___ EXERCISE DATA ___
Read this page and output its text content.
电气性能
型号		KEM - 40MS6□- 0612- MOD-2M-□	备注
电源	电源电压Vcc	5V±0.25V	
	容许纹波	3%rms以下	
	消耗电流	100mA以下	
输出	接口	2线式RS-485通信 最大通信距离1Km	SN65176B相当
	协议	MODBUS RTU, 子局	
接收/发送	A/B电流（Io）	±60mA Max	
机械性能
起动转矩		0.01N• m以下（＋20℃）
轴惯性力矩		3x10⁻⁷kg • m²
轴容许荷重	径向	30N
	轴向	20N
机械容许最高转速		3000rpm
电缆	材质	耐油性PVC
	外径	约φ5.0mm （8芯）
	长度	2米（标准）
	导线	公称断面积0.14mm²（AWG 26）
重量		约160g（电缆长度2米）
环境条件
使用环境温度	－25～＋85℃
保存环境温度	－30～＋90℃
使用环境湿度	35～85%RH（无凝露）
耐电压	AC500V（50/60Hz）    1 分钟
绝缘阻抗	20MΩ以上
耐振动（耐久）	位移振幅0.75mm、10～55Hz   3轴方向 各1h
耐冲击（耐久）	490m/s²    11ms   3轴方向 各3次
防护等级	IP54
___
___ EXERCISE DATA ___
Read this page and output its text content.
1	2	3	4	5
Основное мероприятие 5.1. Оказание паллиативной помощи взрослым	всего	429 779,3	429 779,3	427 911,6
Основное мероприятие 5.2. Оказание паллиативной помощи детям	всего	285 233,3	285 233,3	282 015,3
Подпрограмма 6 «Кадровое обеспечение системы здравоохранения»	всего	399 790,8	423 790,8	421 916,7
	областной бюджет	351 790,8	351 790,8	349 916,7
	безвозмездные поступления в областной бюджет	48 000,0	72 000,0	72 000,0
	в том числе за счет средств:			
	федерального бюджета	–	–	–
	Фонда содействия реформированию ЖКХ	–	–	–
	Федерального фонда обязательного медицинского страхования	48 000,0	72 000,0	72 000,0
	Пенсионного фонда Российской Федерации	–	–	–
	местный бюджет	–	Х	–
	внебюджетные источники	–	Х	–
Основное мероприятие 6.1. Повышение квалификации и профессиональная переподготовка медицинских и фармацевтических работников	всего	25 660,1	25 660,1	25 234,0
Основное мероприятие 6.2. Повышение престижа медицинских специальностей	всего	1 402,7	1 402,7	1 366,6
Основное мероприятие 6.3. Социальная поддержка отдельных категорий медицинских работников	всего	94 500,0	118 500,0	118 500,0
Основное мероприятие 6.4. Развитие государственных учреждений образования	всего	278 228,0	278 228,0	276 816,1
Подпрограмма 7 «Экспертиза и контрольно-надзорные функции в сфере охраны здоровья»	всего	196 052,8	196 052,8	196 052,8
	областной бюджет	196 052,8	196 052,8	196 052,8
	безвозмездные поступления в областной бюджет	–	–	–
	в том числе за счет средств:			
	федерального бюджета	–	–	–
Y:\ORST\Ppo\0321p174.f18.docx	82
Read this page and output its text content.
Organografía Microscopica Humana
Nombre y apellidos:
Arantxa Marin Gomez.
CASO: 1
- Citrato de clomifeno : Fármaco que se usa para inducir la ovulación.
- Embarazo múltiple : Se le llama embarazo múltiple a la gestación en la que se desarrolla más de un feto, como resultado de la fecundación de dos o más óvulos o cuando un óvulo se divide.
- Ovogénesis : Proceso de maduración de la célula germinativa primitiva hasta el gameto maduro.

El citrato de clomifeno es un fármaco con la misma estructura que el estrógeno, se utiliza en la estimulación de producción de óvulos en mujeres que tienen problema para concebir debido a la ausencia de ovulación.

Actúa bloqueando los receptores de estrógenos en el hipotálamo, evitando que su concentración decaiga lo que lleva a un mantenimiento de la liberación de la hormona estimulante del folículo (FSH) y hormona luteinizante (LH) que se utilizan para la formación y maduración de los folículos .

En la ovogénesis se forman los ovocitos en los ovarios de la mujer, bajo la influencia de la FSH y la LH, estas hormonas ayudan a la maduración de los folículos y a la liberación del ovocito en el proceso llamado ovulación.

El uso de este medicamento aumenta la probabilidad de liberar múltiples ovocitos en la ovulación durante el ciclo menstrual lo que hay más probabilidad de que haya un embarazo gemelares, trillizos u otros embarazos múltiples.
___
___ EXERCISE DATA ___
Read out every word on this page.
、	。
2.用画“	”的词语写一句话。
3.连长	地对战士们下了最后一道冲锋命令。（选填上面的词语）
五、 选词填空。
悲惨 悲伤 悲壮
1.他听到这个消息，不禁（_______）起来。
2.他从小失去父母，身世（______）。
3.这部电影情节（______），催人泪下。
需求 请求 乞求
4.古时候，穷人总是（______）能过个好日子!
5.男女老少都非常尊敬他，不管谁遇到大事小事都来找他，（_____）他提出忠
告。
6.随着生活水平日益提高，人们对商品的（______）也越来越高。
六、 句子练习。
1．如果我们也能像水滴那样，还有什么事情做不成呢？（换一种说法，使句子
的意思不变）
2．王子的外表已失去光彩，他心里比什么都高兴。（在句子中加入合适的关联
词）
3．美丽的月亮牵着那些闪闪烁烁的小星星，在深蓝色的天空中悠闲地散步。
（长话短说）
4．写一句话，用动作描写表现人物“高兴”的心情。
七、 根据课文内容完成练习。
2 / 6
___
▶ EXERCISE DETAILS
Show, from the listing above, each line that contains the word "паллиативной".

▶ OUTPUT BELOW
Основное мероприятие 5.1. Оказание паллиативной помощи взрослым	всего	429 779,3	429 779,3	427 911,6
Основное мероприятие 5.2. Оказание паллиативной помощи детям	всего	285 233,3	285 233,3	282 015,3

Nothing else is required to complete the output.